> [TEXT EXCERPT]
FERC Approves Vistra Purchase of Energy Harbor, Requires Divestment

FERC on Feb. 16 approved Vistra Energy’s deal to buy Energy Harbor, which it wants largely for its four nuclear plants and retail business, for $3 billion plus paying off $430 million of debt (EC23-74). The commission required divestment of two of Vistra’s fossil plants in PJM. 

Vistra plans to launch a new subsidiary combining its clean energy generation and retail business called “Vistra Vision” of which 15% will be owned by Energy Harbor shareholders, while spinning off its natural gas and coal units into a separate subsidiary called “Vistra Tradition.” 

Energy Harbor is the competitive generation and retail business spun off from FirstEnergy several years ago. It owns three nuclear plants: Beaver Valley Power Station at 1,969 MW, the Davis-Besse Plant at 962 MW and the Perry Nuclear Power Plant at 1,302 MW.  

Energy Harbor also owns some fossil plants, and Vistra already owns generation in PJM. The merging firms argued their impact on competition should be measured against the whole RTO, while PJM’s Independent Market Monitor, the U.S. Department of Justice’s Antitrust Division and the Ohio Consumers Counsel all argued FERC needed to consider smaller submarkets.

> [ENTRIES]
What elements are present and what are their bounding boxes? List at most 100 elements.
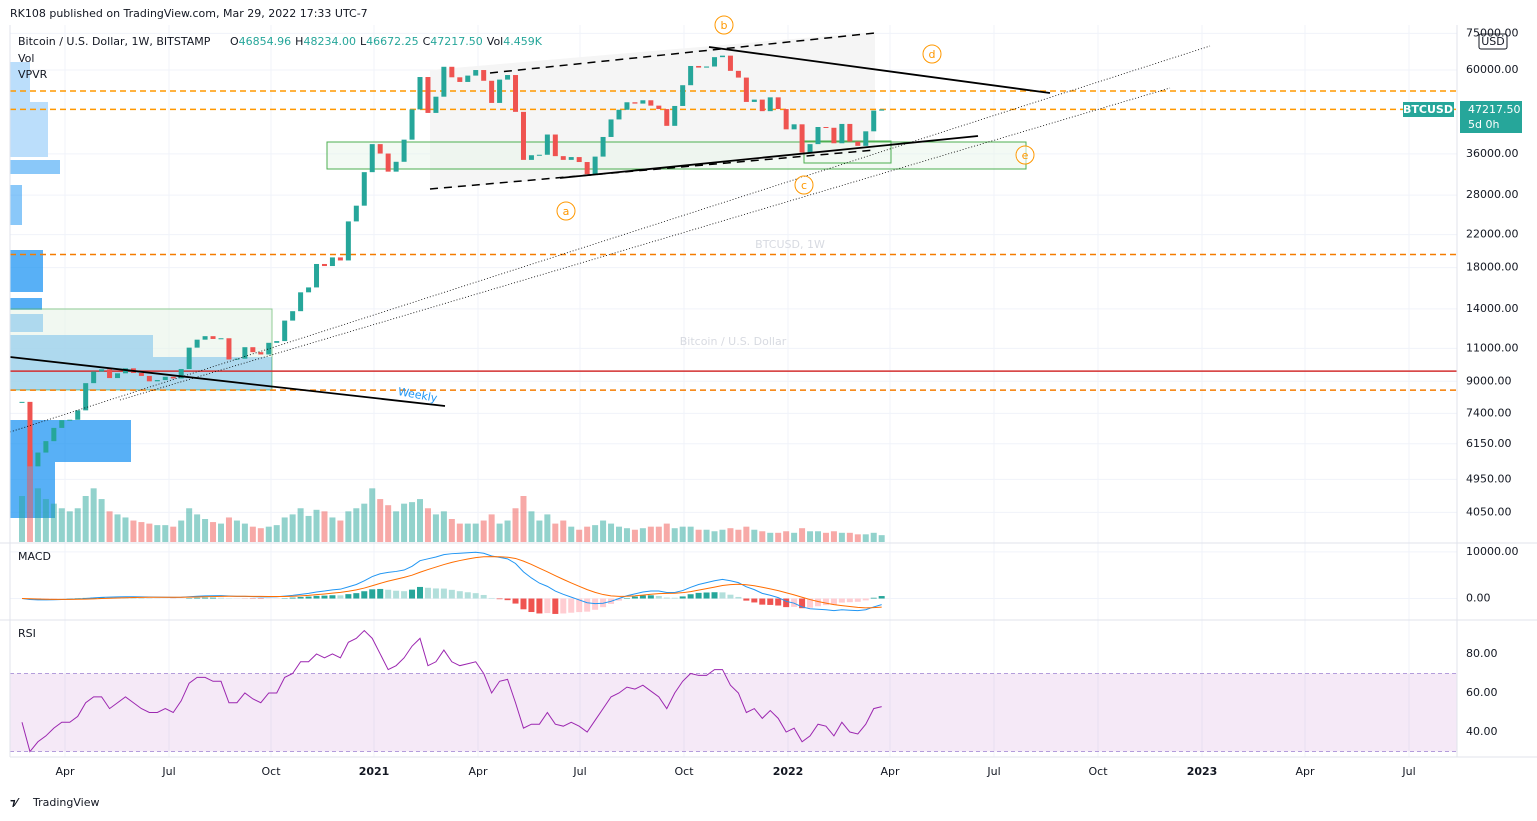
candle: [35, 452, 41, 467]
x-tick-label: Apr: [880, 765, 900, 778]
macd-histogram: [783, 598, 790, 608]
macd-histogram: [830, 598, 837, 605]
volume-bar: [576, 529, 583, 542]
wave-label: a: [563, 205, 570, 218]
candle: [544, 134, 550, 155]
candle: [314, 263, 320, 288]
macd-histogram: [130, 597, 137, 599]
brand: TradingView: [32, 796, 99, 809]
volume-bar: [329, 517, 336, 542]
candle: [377, 144, 383, 154]
ohlcv-label: Vol: [487, 35, 503, 48]
volume-bar: [50, 503, 57, 542]
volume-bar: [631, 529, 638, 542]
macd-histogram: [679, 596, 686, 599]
currency-box[interactable]: [1478, 33, 1508, 50]
volume-bar: [202, 519, 209, 542]
macd-histogram: [838, 598, 845, 603]
macd-histogram: [472, 593, 479, 599]
candle: [473, 70, 479, 76]
indicator-label: Vol: [18, 52, 34, 65]
candle: [751, 99, 757, 102]
candle: [576, 157, 582, 163]
volume-bar: [401, 503, 408, 542]
volume-bar: [735, 529, 742, 542]
candle: [51, 427, 57, 442]
volume-bar: [783, 531, 790, 542]
volume-bar: [448, 519, 455, 542]
macd-histogram: [456, 591, 463, 599]
candle: [409, 109, 415, 140]
volume-bar: [560, 520, 567, 542]
y-tick-label: 75000.00: [1466, 26, 1519, 39]
candle: [441, 66, 447, 97]
currency[interactable]: USD: [1481, 35, 1505, 48]
candle: [138, 372, 144, 376]
x-tick-label: Apr: [468, 765, 488, 778]
candle: [401, 139, 407, 162]
candle: [417, 77, 423, 110]
volume-bar: [496, 523, 503, 542]
x-tick-label: 2021: [359, 765, 390, 778]
volume-bar: [655, 526, 662, 542]
candle: [791, 124, 797, 130]
macd-histogram: [799, 598, 806, 609]
volume-bar: [767, 532, 774, 542]
macd-histogram: [815, 598, 821, 607]
volume-bar: [337, 520, 344, 542]
candle: [91, 371, 97, 384]
candle: [210, 336, 216, 339]
wave-label: e: [1022, 149, 1029, 162]
candle: [306, 287, 312, 293]
volume-bar: [361, 503, 368, 542]
header-ohlcv: O46854.96 H48234.00 L46672.25 C47217.50 Vol4…: [230, 35, 543, 48]
volume-bar: [377, 499, 384, 542]
candle: [99, 369, 105, 372]
brand-logo: ⁊⁄: [10, 796, 21, 809]
volume-bar: [417, 499, 423, 542]
volume-bar: [703, 529, 710, 542]
macd-histogram: [202, 597, 209, 599]
candle: [719, 55, 725, 58]
macd-histogram: [98, 597, 105, 599]
x-tick-label: Oct: [1088, 765, 1108, 778]
candle: [871, 110, 877, 132]
candle: [234, 358, 240, 360]
candle: [568, 157, 574, 160]
y-tick-label: 10000.00: [1466, 545, 1519, 558]
candle: [552, 134, 558, 157]
volume-bar: [114, 514, 121, 542]
indicator-label: VPVR: [18, 68, 48, 81]
candle: [513, 75, 519, 112]
candle: [536, 154, 542, 156]
x-tick-label: Apr: [1295, 765, 1315, 778]
volume-bar: [186, 508, 193, 542]
wave-label: d: [929, 48, 936, 61]
candle: [743, 77, 749, 102]
wave-circle: [1015, 145, 1035, 165]
candle: [67, 419, 73, 421]
macd-histogram: [496, 598, 503, 600]
candle: [584, 162, 590, 175]
macd-histogram: [576, 598, 583, 613]
volume-bar: [838, 532, 845, 542]
volume-bar: [233, 520, 240, 542]
candle: [799, 124, 805, 153]
y-tick-label: 60000.00: [1466, 63, 1519, 76]
volume-bar: [536, 520, 543, 542]
volume-bar: [409, 502, 416, 542]
candle: [520, 111, 526, 160]
volume-bar: [504, 520, 511, 542]
volume-bar: [807, 531, 814, 542]
candle: [242, 347, 248, 359]
volume-bar: [512, 508, 519, 542]
candle: [600, 136, 606, 157]
volume-bar: [592, 525, 599, 542]
price-label-box: [1460, 101, 1522, 133]
candle: [369, 144, 375, 173]
volume-bar: [424, 508, 431, 542]
volume-bar: [711, 531, 718, 542]
macd-histogram: [846, 598, 853, 603]
zone-box: [9, 308, 273, 391]
candle: [648, 100, 654, 106]
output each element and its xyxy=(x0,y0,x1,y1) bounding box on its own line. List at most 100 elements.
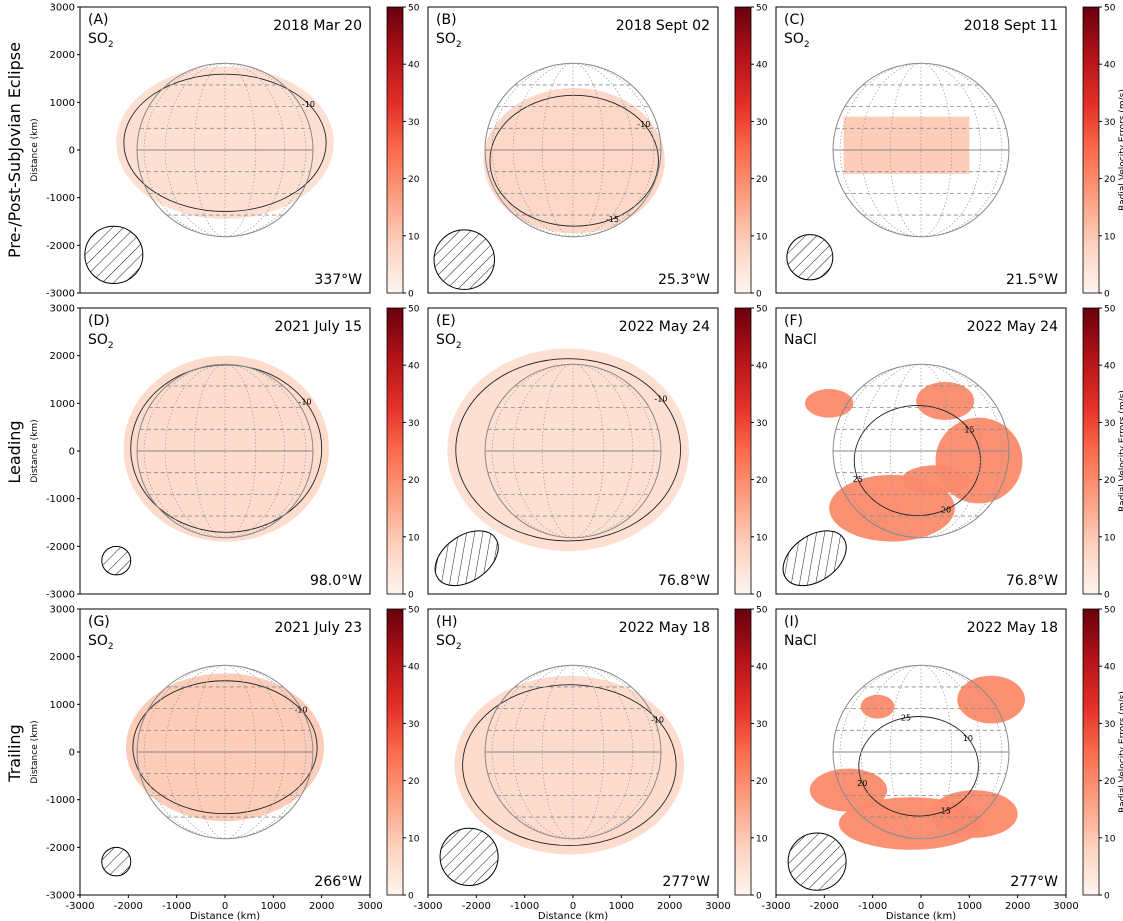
colorbar: 0 10 20 30 40 50 xyxy=(386,4,420,300)
panel-plot-area: -10 xyxy=(439,664,685,886)
y-tick-label: 0 xyxy=(69,146,75,157)
colorbar-label: Radial Velocity Errors (m/s) xyxy=(1118,89,1123,211)
meridian-line xyxy=(193,363,257,539)
colorbar-scale xyxy=(386,6,404,294)
contour-label: 10 xyxy=(963,734,973,743)
panel-d: -10 (D) SO2 2021 July 15 98.0°W -3000 -2000 -10… xyxy=(30,304,420,601)
molecule-label: SO2 xyxy=(88,31,114,50)
panel-label: (C) xyxy=(784,12,805,28)
x-axis-label: Distance (km) xyxy=(886,911,956,921)
beam-ellipse xyxy=(101,846,132,877)
beam-ellipse xyxy=(434,530,499,587)
contour-label: -15 xyxy=(606,215,619,224)
date-label: 2018 Sept 02 xyxy=(616,18,710,34)
panel-label: (F) xyxy=(784,313,803,329)
emission-region xyxy=(454,675,685,855)
colorbar-tick-label: 30 xyxy=(756,419,768,429)
x-tick-label: 3000 xyxy=(705,901,730,912)
beam-ellipse xyxy=(782,530,847,587)
emission-region xyxy=(901,465,970,494)
colorbar-tick-label: 20 xyxy=(756,476,768,486)
panel-g: -10 (G) SO2 2021 July 23 266°W -3000 -2000 -100… xyxy=(30,605,420,921)
colorbar: 0 10 20 30 40 50 xyxy=(386,305,420,601)
colorbar: 0 10 20 30 40 50 Radial Velocity Errors (m/s) xyxy=(1082,606,1123,902)
y-axis-label: Distance (km) xyxy=(30,720,40,783)
x-tick-label: 2000 xyxy=(657,901,682,912)
meridian-line xyxy=(541,62,605,238)
colorbar-tick-label: 40 xyxy=(756,663,768,673)
x-tick-label: 0 xyxy=(918,901,924,912)
colorbar-tick-label: 30 xyxy=(1104,419,1116,429)
longitude-label: 25.3°W xyxy=(658,272,710,288)
colorbar-scale xyxy=(386,608,404,896)
longitude-label: 21.5°W xyxy=(1006,272,1058,288)
date-label: 2018 Sept 11 xyxy=(964,18,1058,34)
panel-label: (I) xyxy=(784,614,799,630)
meridian-line xyxy=(889,363,953,539)
molecule-label: SO2 xyxy=(436,332,462,351)
colorbar-scale xyxy=(734,6,752,294)
x-tick-label: -1000 xyxy=(162,901,191,912)
beam-ellipse xyxy=(101,545,132,576)
colorbar: 0 10 20 30 40 50 xyxy=(734,4,768,300)
beam-ellipse xyxy=(786,234,834,281)
date-label: 2022 May 18 xyxy=(619,620,710,636)
x-tick-label: -2000 xyxy=(810,901,839,912)
x-axis-label: Distance (km) xyxy=(190,911,260,921)
colorbar: 0 10 20 30 40 50 Radial Velocity Errors (m/s) xyxy=(1082,305,1123,601)
colorbar-label: Radial Velocity Errors (m/s) xyxy=(1118,390,1123,512)
colorbar-tick-label: 20 xyxy=(408,476,420,486)
meridian-line xyxy=(541,363,605,539)
y-tick-label: 3000 xyxy=(50,605,75,616)
colorbar-tick-label: 40 xyxy=(408,61,420,71)
colorbar-tick-label: 10 xyxy=(756,533,768,543)
colorbar-tick-label: 30 xyxy=(408,720,420,730)
contour-label: -10 xyxy=(637,120,650,129)
colorbar-tick-label: 50 xyxy=(756,305,768,315)
row-label-leading: Leading xyxy=(5,420,24,484)
colorbar-tick-label: 30 xyxy=(1104,118,1116,128)
colorbar-tick-label: 40 xyxy=(1104,61,1116,71)
colorbar: 0 10 20 30 40 50 xyxy=(734,305,768,601)
longitude-label: 337°W xyxy=(314,272,362,288)
panel-label: (H) xyxy=(436,614,457,630)
molecule-label: SO2 xyxy=(88,633,114,652)
y-tick-label: -2000 xyxy=(46,241,75,252)
colorbar-scale xyxy=(386,307,404,595)
colorbar-tick-label: 20 xyxy=(1104,175,1116,185)
colorbar-tick-label: 50 xyxy=(1104,305,1116,315)
y-tick-label: 0 xyxy=(69,447,75,458)
panel-plot-area: -10 xyxy=(434,348,689,587)
colorbar-tick-label: 50 xyxy=(756,4,768,14)
panel-label: (E) xyxy=(436,313,456,329)
colorbar-tick-label: 50 xyxy=(408,305,420,315)
meridian-line xyxy=(193,664,257,840)
contour-label: -10 xyxy=(299,397,312,406)
contour-line xyxy=(853,405,981,517)
molecule-label: SO2 xyxy=(88,332,114,351)
emission-region xyxy=(916,381,975,421)
y-tick-label: -2000 xyxy=(46,843,75,854)
colorbar-tick-label: 20 xyxy=(1104,777,1116,787)
y-tick-label: 1000 xyxy=(50,98,75,109)
colorbar-tick-label: 20 xyxy=(1104,476,1116,486)
longitude-label: 277°W xyxy=(1010,874,1058,890)
colorbar-tick-label: 20 xyxy=(408,777,420,787)
colorbar: 0 10 20 30 40 50 xyxy=(734,606,768,902)
panel-c: (C) SO2 2018 Sept 11 21.5°W 0 10 20 30 40 50 Radia… xyxy=(775,4,1123,300)
date-label: 2021 July 23 xyxy=(274,620,362,636)
x-tick-label: -2000 xyxy=(114,901,143,912)
molecule-label: SO2 xyxy=(436,633,462,652)
colorbar-tick-label: 20 xyxy=(408,175,420,185)
beam-ellipse xyxy=(84,225,144,284)
date-label: 2022 May 24 xyxy=(619,319,710,335)
x-tick-label: -1000 xyxy=(510,901,539,912)
y-tick-label: -3000 xyxy=(46,590,75,601)
colorbar-tick-label: 30 xyxy=(408,118,420,128)
x-tick-label: 1000 xyxy=(609,901,634,912)
panel-plot-area: -10 -15 xyxy=(433,62,665,290)
colorbar-tick-label: 0 xyxy=(408,290,414,300)
panel-plot-area: 10 15 20 25 xyxy=(787,664,1025,891)
colorbar-tick-label: 50 xyxy=(1104,606,1116,616)
panel-e: -10 (E) SO2 2022 May 24 76.8°W 0 10 20 30 40 50 xyxy=(427,305,768,601)
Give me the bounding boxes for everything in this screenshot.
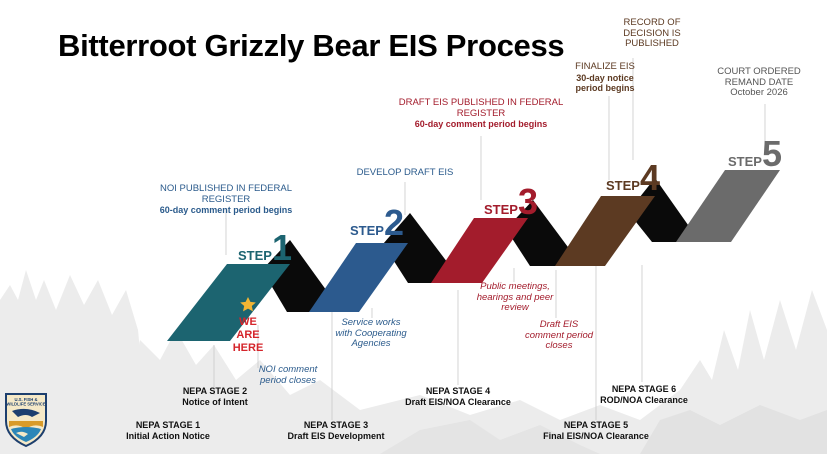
nepa-stage-6: NEPA STAGE 6 ROD/NOA Clearance: [594, 384, 694, 407]
milestone-draft-pub: DRAFT EIS PUBLISHED IN FEDERAL REGISTER …: [390, 97, 572, 130]
nepa-stage-3-name: NEPA STAGE 3: [303, 420, 369, 430]
note-draft-close-line2: comment period: [524, 329, 594, 341]
step-5-word: STEP: [728, 154, 762, 169]
step-4-number: 4: [639, 157, 660, 198]
note-noi-close-line1: NOI comment: [258, 364, 318, 375]
nepa-stage-4-name: NEPA STAGE 4: [425, 386, 491, 396]
step-bands: [167, 170, 780, 341]
note-noi-close: NOI comment period closes: [250, 364, 326, 386]
note-draft-close-line1: Draft EIS: [539, 319, 579, 330]
milestone-noi-title: NOI PUBLISHED IN FEDERAL REGISTER: [160, 183, 292, 205]
nepa-stage-1-desc: Initial Action Notice: [126, 431, 210, 442]
page-title: Bitterroot Grizzly Bear EIS Process: [58, 28, 565, 63]
milestone-court-line1: COURT ORDERED: [717, 66, 801, 77]
milestone-draft-pub-title-line1: DRAFT EIS PUBLISHED IN FEDERAL: [398, 97, 564, 108]
milestone-draft-dev-title: DEVELOP DRAFT EIS: [356, 167, 454, 178]
nepa-stage-5-desc: Final EIS/NOA Clearance: [543, 431, 649, 442]
note-service: Service works with Cooperating Agencies: [328, 317, 414, 350]
nepa-stage-1: NEPA STAGE 1 Initial Action Notice: [118, 420, 218, 443]
milestone-court-date: October 2026: [730, 87, 788, 99]
step-3-word: STEP: [484, 202, 518, 217]
step-2-number: 2: [383, 202, 404, 243]
milestone-finalize-sub-line2: period begins: [575, 82, 635, 93]
step-4-word: STEP: [606, 178, 640, 193]
connector-3: [506, 200, 582, 266]
here-line2: ARE: [236, 329, 260, 342]
step-5-label: STEP5: [728, 136, 782, 172]
step-4-band: [555, 196, 655, 266]
nepa-stage-2-name: NEPA STAGE 2: [182, 386, 248, 396]
note-public-line1: Public meetings,: [480, 281, 550, 292]
note-public-line3: review: [501, 302, 529, 314]
milestone-draft-dev: DEVELOP DRAFT EIS: [350, 167, 460, 179]
note-draft-close-line3: closes: [545, 340, 573, 352]
note-service-line3: Agencies: [351, 338, 391, 350]
nepa-stage-3-desc: Draft EIS Development: [287, 431, 385, 442]
milestone-finalize-sub-line1: 30-day notice: [576, 72, 634, 83]
milestone-noi-sub: 60-day comment period begins: [159, 205, 293, 216]
note-service-line1: Service works: [341, 317, 401, 328]
nepa-stage-5: NEPA STAGE 5 Final EIS/NOA Clearance: [538, 420, 654, 443]
nepa-stage-4-desc: Draft EIS/NOA Clearance: [405, 397, 511, 408]
step-2-word: STEP: [350, 223, 384, 238]
nepa-stage-6-name: NEPA STAGE 6: [611, 384, 677, 394]
milestone-rod-line2: DECISION IS: [623, 27, 681, 39]
milestone-finalize: FINALIZE EIS 30-day notice period begins: [560, 61, 650, 93]
step-2-label: STEP2: [350, 205, 404, 241]
step-4-label: STEP4: [606, 160, 660, 196]
milestone-rod: RECORD OF DECISION IS PUBLISHED: [612, 17, 692, 50]
step-3-number: 3: [517, 181, 538, 222]
note-noi-close-line2: period closes: [260, 374, 316, 386]
usfws-logo: U.S. FISH & WILDLIFE SERVICE: [5, 393, 47, 448]
nepa-stage-2-desc: Notice of Intent: [182, 397, 248, 408]
step-3-band: [431, 218, 528, 283]
nepa-stage-4: NEPA STAGE 4 Draft EIS/NOA Clearance: [400, 386, 516, 409]
nepa-stage-2: NEPA STAGE 2 Notice of Intent: [170, 386, 260, 409]
note-public: Public meetings, hearings and peer revie…: [470, 281, 560, 314]
svg-text:WILDLIFE SERVICE: WILDLIFE SERVICE: [6, 402, 45, 407]
step-1-band: [167, 264, 290, 341]
leader-lines: [213, 58, 766, 420]
note-service-line2: with Cooperating: [335, 327, 407, 339]
milestone-finalize-title: FINALIZE EIS: [575, 61, 635, 72]
star-icon: [240, 297, 256, 312]
here-line1: WE: [239, 316, 257, 328]
step-5-band: [676, 170, 780, 242]
milestone-draft-pub-sub: 60-day comment period begins: [414, 119, 548, 130]
milestone-court-line2: REMAND DATE: [724, 76, 794, 88]
nepa-stage-6-desc: ROD/NOA Clearance: [600, 395, 688, 406]
milestone-court: COURT ORDERED REMAND DATE October 2026: [714, 66, 804, 99]
milestone-rod-line3: PUBLISHED: [625, 38, 679, 50]
svg-text:U.S. FISH &: U.S. FISH &: [14, 397, 37, 402]
milestone-rod-line1: RECORD OF: [623, 17, 681, 28]
step-1-label: STEP1: [238, 230, 292, 266]
step-1-number: 1: [271, 227, 292, 268]
milestone-noi: NOI PUBLISHED IN FEDERAL REGISTER 60-day…: [146, 183, 306, 216]
nepa-stage-3: NEPA STAGE 3 Draft EIS Development: [284, 420, 388, 443]
milestone-draft-pub-title-line2: REGISTER: [456, 107, 506, 119]
connector-4: [628, 178, 700, 242]
step-1-word: STEP: [238, 248, 272, 263]
nepa-stage-5-name: NEPA STAGE 5: [563, 420, 629, 430]
here-line3: HERE: [232, 342, 264, 355]
note-draft-close: Draft EIS comment period closes: [516, 319, 602, 352]
nepa-stage-1-name: NEPA STAGE 1: [135, 420, 201, 430]
step-3-label: STEP3: [484, 184, 538, 220]
here-marker: WE ARE HERE: [226, 316, 270, 356]
step-5-number: 5: [761, 133, 782, 174]
step-2-band: [309, 243, 408, 312]
note-public-line2: hearings and peer: [476, 291, 554, 303]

> [PROBLEMS AND TASKS]
[a] Transcribe everything in the article on Vistra's purchase of Energy Harbor from "Vistra plans to" down to "at 1,302 MW.".
[b] Pick up the article on Vistra's purchase of Energy Harbor after its last sentence and write what comes next.
The records were taken from a separate source.

> [ANSWERS FOR THIS EXERCISE]
[a]
Vistra plans to launch a new subsidiary combining its clean energy generation and retail business called “Vistra Vision” of which 15% will be owned by Energy Harbor shareholders, while spinning off its natural gas and coal units into a separate subsidiary called “Vistra Tradition.” 

Energy Harbor is the competitive generation and retail business spun off from FirstEnergy several years ago. It owns three nuclear plants: Beaver Valley Power Station at 1,969 MW, the Davis-Besse Plant at 962 MW and the Perry Nuclear Power Plant at 1,302 MW.

[b]
Both Energy Harbor and Vistra own generation in the American Transmission System Inc. (ATSI) zone, so Vistra agreed to sell off its 369-MW Richland natural gas peaking plant and its 16-MW Stryker oil plant to end concerns over an excess of power in that submarket of PJM. 

The sale of those plants “obviates the need” for FERC to determine any submarkets relevant to the transaction so it focused on its impact on PJM as a whole, the order said. 

“After the proposed transaction closes and after completing the divestiture of Richland-Stryker, the Davis-Besse and Perry generating units, currently owned by Energy Harbor, will comprise the only units owned by Vistra in the ATSI transmission zone,” FERC said. “Furthermore, as discussed below, Vistra must sell Richland-Stryker to a buyer that will not fail the horizontal competitive analysis screens, including the delivered price test, for the PJM market or any relevant submarket, post-transaction.” 

FERC was not convinced the deal would impact any other submarkets, saying they failed to show any consistent price separation caused by transmission constraints that would indicate a submarket under commission precedent. The commission found the deal would not impact the whole of PJM either, and declined to adopt behavioral requirements suggested by the Monitor. 

“The PJM IMM relies on perceived existing limitations in PJM’s market power mitigation as the basis for proposing additional behavioral mitigation,” the order said. “These arguments are directed at the effectiveness of the PJM markets and mitigation measures as a general matter.” 

FERC declined to deal with such general issues in this merger case, saying it is not the appropriate venue for that.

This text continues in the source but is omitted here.